> DO THIS
Each entry below is to be duplicated verbatim.

> EXERCISE INPUT
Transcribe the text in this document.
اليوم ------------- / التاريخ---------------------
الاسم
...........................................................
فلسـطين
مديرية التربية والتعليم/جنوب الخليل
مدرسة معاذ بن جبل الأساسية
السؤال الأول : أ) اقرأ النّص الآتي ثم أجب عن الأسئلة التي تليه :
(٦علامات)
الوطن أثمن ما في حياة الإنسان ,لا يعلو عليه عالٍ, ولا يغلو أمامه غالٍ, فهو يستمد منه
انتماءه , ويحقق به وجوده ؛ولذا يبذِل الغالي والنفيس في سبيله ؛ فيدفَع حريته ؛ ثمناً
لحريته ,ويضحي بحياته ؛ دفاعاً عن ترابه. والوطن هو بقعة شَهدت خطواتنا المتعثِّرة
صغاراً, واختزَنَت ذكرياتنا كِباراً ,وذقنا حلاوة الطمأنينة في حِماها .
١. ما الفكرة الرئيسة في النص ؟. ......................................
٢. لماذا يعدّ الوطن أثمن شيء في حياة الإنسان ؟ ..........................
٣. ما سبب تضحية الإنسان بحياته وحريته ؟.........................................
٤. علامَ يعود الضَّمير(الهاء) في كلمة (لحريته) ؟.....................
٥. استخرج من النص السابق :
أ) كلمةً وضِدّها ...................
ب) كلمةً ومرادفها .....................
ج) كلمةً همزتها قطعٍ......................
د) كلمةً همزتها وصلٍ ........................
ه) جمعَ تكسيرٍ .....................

> EXERCISE SOLUTION
Transcribe the text in this document.
اليوم ------------- / التاريخ---------------------
الاسم
...........................................................
فلسـطين
مديرية التربية والتعليم/جنوب الخليل
مدرسة معاذ بن جبل الأساسية
السؤال الأول : أ) اقرأ النّص الآتي ثم أجب عن الأسئلة التي تليه :
(٦علامات)
الوطن أثمن ما في حياة الإنسان ,لا يعلو عليه عالٍ, ولا يغلو أمامه غالٍ, فهو يستمد منه
انتماءه , ويحقق به وجوده ؛ولذا يبذِل الغالي والنفيس في سبيله ؛ فيدفَع حريته ؛ ثمناً
لحريته ,ويضحي بحياته ؛ دفاعاً عن ترابه. والوطن هو بقعة شَهدت خطواتنا المتعثِّرة
صغاراً, واختزَنَت ذكرياتنا كِباراً ,وذقنا حلاوة الطمأنينة في حِماها .
١. ما الفكرة الرئيسة في النص ؟. ......................................
٢. لماذا يعدّ الوطن أثمن شيء في حياة الإنسان ؟ ..........................
٣. ما سبب تضحية الإنسان بحياته وحريته ؟.........................................
٤. علامَ يعود الضَّمير(الهاء) في كلمة (لحريته) ؟.....................
٥. استخرج من النص السابق :
أ) كلمةً وضِدّها ...................
ب) كلمةً ومرادفها .....................
ج) كلمةً همزتها قطعٍ......................
د) كلمةً همزتها وصلٍ ........................
ه) جمعَ تكسيرٍ .....................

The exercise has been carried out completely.